▶ Records for the exercise
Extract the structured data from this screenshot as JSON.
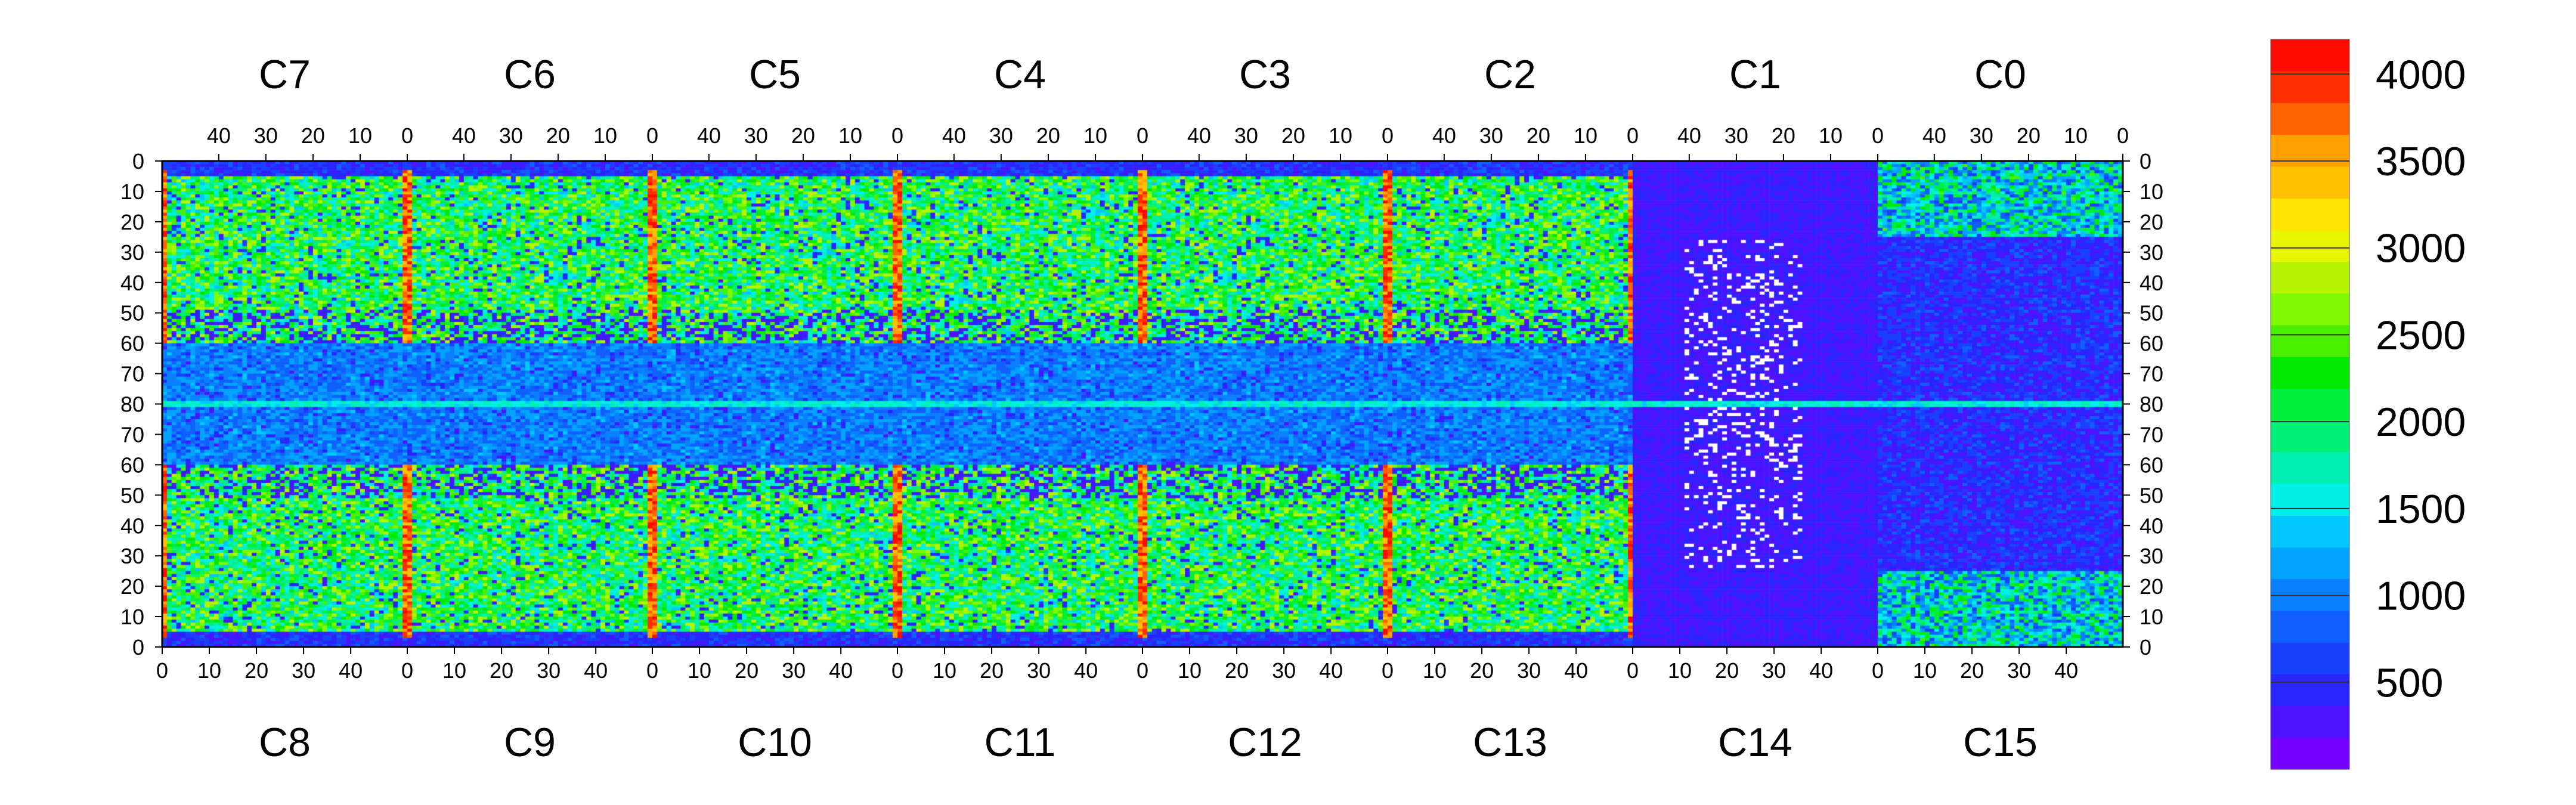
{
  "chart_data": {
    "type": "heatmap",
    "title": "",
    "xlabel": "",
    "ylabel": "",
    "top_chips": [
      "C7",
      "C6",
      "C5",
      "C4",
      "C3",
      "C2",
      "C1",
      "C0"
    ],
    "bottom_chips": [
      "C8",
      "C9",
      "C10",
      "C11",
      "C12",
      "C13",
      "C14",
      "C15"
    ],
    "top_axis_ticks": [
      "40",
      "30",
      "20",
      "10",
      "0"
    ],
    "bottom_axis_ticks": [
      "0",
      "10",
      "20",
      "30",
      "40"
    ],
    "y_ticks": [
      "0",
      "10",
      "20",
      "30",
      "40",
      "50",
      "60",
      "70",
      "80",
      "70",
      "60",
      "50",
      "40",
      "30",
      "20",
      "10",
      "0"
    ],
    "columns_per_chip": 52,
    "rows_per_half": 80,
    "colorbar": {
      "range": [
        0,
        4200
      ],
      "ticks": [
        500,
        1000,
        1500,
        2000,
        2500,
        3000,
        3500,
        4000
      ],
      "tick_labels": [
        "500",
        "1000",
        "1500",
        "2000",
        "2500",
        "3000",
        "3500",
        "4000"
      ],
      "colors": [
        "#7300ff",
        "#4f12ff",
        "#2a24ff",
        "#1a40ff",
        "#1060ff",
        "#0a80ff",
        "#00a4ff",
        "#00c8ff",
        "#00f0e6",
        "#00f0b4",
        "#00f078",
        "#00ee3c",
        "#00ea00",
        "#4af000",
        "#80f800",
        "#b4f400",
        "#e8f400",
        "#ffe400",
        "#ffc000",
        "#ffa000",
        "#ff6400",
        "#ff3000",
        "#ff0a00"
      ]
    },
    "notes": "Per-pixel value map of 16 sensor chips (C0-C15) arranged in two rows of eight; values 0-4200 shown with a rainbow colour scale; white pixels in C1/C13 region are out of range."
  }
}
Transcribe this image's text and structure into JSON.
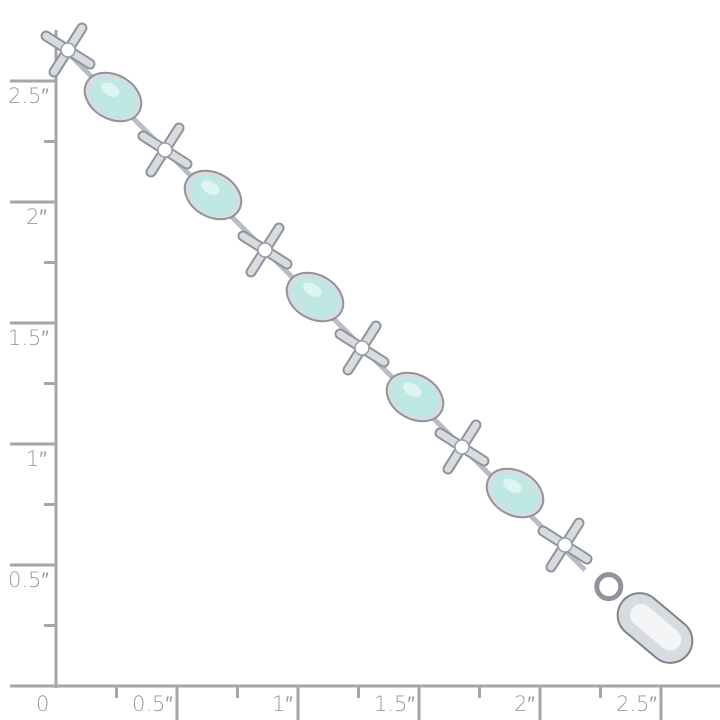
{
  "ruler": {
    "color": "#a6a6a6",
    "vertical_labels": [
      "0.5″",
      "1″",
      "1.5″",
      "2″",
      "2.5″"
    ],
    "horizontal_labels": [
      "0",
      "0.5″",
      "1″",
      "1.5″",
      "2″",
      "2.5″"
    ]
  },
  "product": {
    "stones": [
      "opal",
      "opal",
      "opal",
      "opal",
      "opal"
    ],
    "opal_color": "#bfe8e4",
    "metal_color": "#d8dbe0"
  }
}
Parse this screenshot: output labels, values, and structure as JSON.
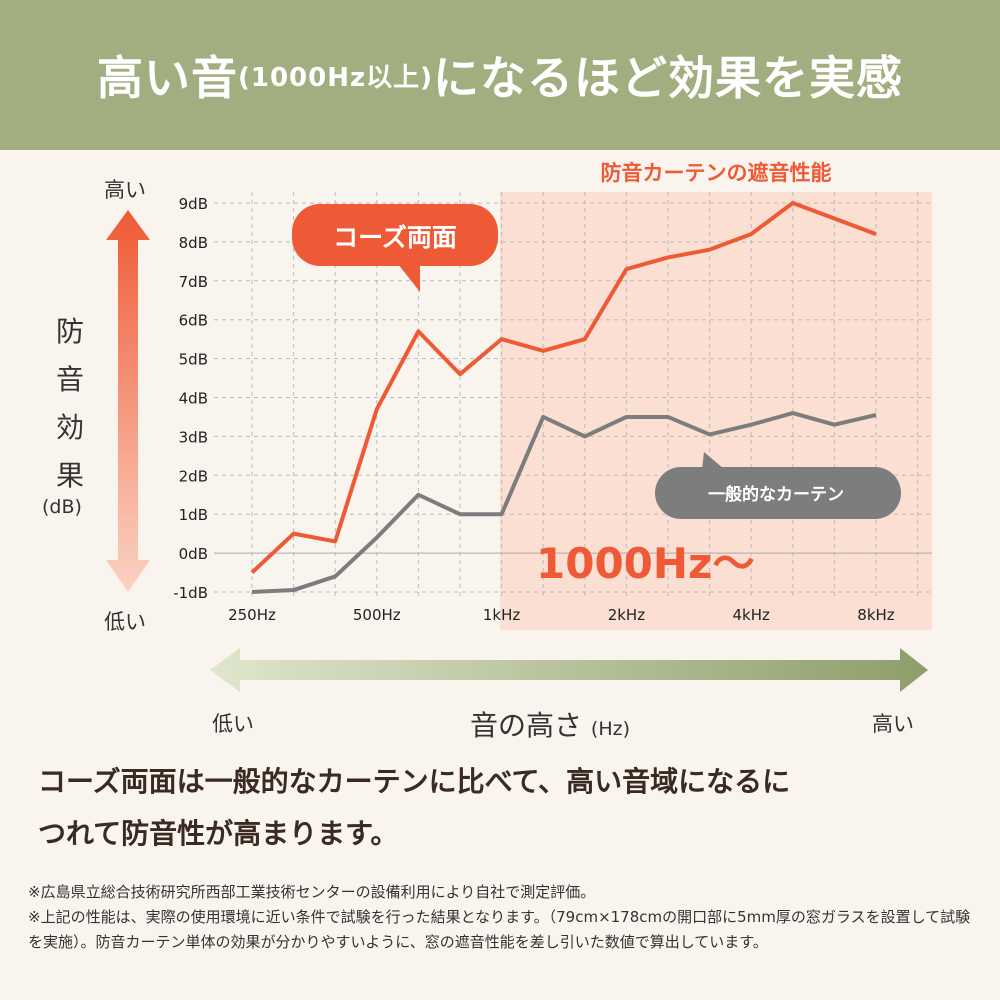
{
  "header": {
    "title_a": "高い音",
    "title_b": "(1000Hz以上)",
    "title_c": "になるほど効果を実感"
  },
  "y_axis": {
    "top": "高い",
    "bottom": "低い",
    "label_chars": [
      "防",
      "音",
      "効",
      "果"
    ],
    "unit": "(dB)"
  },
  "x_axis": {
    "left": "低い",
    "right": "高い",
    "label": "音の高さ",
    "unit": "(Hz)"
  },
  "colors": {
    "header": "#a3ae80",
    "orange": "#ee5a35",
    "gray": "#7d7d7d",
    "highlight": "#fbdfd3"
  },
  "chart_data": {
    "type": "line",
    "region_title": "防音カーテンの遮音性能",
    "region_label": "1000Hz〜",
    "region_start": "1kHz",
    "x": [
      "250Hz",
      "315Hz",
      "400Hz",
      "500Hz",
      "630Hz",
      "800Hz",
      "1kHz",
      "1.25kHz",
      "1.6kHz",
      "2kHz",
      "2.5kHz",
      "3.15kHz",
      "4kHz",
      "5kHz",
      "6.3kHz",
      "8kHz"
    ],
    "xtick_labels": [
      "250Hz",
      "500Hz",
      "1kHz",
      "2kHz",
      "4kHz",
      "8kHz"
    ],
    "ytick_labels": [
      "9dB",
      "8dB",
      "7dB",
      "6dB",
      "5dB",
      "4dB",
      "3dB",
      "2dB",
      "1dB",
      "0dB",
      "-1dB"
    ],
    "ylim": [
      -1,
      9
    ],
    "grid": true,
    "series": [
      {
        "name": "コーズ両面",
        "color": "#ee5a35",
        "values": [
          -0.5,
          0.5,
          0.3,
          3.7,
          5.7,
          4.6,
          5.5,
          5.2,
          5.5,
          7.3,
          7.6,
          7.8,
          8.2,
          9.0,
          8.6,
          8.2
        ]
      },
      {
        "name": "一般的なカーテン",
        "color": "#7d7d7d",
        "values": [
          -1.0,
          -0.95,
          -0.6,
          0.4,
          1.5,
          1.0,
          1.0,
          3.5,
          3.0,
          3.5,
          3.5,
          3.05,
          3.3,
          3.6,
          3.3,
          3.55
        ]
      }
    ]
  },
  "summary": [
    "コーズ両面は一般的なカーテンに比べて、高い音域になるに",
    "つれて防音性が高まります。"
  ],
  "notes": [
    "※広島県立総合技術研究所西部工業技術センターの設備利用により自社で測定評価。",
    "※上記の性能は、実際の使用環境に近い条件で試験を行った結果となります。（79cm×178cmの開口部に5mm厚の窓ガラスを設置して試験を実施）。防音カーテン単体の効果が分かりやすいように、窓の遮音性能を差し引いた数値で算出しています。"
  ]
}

▶ Objective
Reproduce the data above in full, exactly as it is, with the pictures left out.

▶ Expected output
Extract the structured data from this screenshot as JSON.
{
  "chart_data": {
    "type": "heatmap",
    "title": "",
    "xlabel": "",
    "ylabel": "",
    "top_chips": [
      "C7",
      "C6",
      "C5",
      "C4",
      "C3",
      "C2",
      "C1",
      "C0"
    ],
    "bottom_chips": [
      "C8",
      "C9",
      "C10",
      "C11",
      "C12",
      "C13",
      "C14",
      "C15"
    ],
    "top_axis_ticks": [
      "40",
      "30",
      "20",
      "10",
      "0"
    ],
    "bottom_axis_ticks": [
      "0",
      "10",
      "20",
      "30",
      "40"
    ],
    "y_ticks": [
      "0",
      "10",
      "20",
      "30",
      "40",
      "50",
      "60",
      "70",
      "80",
      "70",
      "60",
      "50",
      "40",
      "30",
      "20",
      "10",
      "0"
    ],
    "columns_per_chip": 52,
    "rows_per_half": 80,
    "colorbar": {
      "range": [
        0,
        4200
      ],
      "ticks": [
        500,
        1000,
        1500,
        2000,
        2500,
        3000,
        3500,
        4000
      ],
      "tick_labels": [
        "500",
        "1000",
        "1500",
        "2000",
        "2500",
        "3000",
        "3500",
        "4000"
      ],
      "colors": [
        "#7300ff",
        "#4f12ff",
        "#2a24ff",
        "#1a40ff",
        "#1060ff",
        "#0a80ff",
        "#00a4ff",
        "#00c8ff",
        "#00f0e6",
        "#00f0b4",
        "#00f078",
        "#00ee3c",
        "#00ea00",
        "#4af000",
        "#80f800",
        "#b4f400",
        "#e8f400",
        "#ffe400",
        "#ffc000",
        "#ffa000",
        "#ff6400",
        "#ff3000",
        "#ff0a00"
      ]
    },
    "notes": "Per-pixel value map of 16 sensor chips (C0-C15) arranged in two rows of eight; values 0-4200 shown with a rainbow colour scale; white pixels in C1/C13 region are out of range."
  }
}
Transcribe this image's text and structure into JSON.
{
  "ruler": {
    "color": "#a6a6a6",
    "vertical_labels": [
      "0.5″",
      "1″",
      "1.5″",
      "2″",
      "2.5″"
    ],
    "horizontal_labels": [
      "0",
      "0.5″",
      "1″",
      "1.5″",
      "2″",
      "2.5″"
    ]
  },
  "product": {
    "stones": [
      "opal",
      "opal",
      "opal",
      "opal",
      "opal"
    ],
    "opal_color": "#bfe8e4",
    "metal_color": "#d8dbe0"
  }
}
Parse this screenshot: output labels, values, and structure as JSON.
{
  "header": {
    "title_a": "高い音",
    "title_b": "(1000Hz以上)",
    "title_c": "になるほど効果を実感"
  },
  "y_axis": {
    "top": "高い",
    "bottom": "低い",
    "label_chars": [
      "防",
      "音",
      "効",
      "果"
    ],
    "unit": "(dB)"
  },
  "x_axis": {
    "left": "低い",
    "right": "高い",
    "label": "音の高さ",
    "unit": "(Hz)"
  },
  "colors": {
    "header": "#a3ae80",
    "orange": "#ee5a35",
    "gray": "#7d7d7d",
    "highlight": "#fbdfd3"
  },
  "chart_data": {
    "type": "line",
    "region_title": "防音カーテンの遮音性能",
    "region_label": "1000Hz〜",
    "region_start": "1kHz",
    "x": [
      "250Hz",
      "315Hz",
      "400Hz",
      "500Hz",
      "630Hz",
      "800Hz",
      "1kHz",
      "1.25kHz",
      "1.6kHz",
      "2kHz",
      "2.5kHz",
      "3.15kHz",
      "4kHz",
      "5kHz",
      "6.3kHz",
      "8kHz"
    ],
    "xtick_labels": [
      "250Hz",
      "500Hz",
      "1kHz",
      "2kHz",
      "4kHz",
      "8kHz"
    ],
    "ytick_labels": [
      "9dB",
      "8dB",
      "7dB",
      "6dB",
      "5dB",
      "4dB",
      "3dB",
      "2dB",
      "1dB",
      "0dB",
      "-1dB"
    ],
    "ylim": [
      -1,
      9
    ],
    "grid": true,
    "series": [
      {
        "name": "コーズ両面",
        "color": "#ee5a35",
        "values": [
          -0.5,
          0.5,
          0.3,
          3.7,
          5.7,
          4.6,
          5.5,
          5.2,
          5.5,
          7.3,
          7.6,
          7.8,
          8.2,
          9.0,
          8.6,
          8.2
        ]
      },
      {
        "name": "一般的なカーテン",
        "color": "#7d7d7d",
        "values": [
          -1.0,
          -0.95,
          -0.6,
          0.4,
          1.5,
          1.0,
          1.0,
          3.5,
          3.0,
          3.5,
          3.5,
          3.05,
          3.3,
          3.6,
          3.3,
          3.55
        ]
      }
    ]
  },
  "summary": [
    "コーズ両面は一般的なカーテンに比べて、高い音域になるに",
    "つれて防音性が高まります。"
  ],
  "notes": [
    "※広島県立総合技術研究所西部工業技術センターの設備利用により自社で測定評価。",
    "※上記の性能は、実際の使用環境に近い条件で試験を行った結果となります。（79cm×178cmの開口部に5mm厚の窓ガラスを設置して試験を実施）。防音カーテン単体の効果が分かりやすいように、窓の遮音性能を差し引いた数値で算出しています。"
  ]
}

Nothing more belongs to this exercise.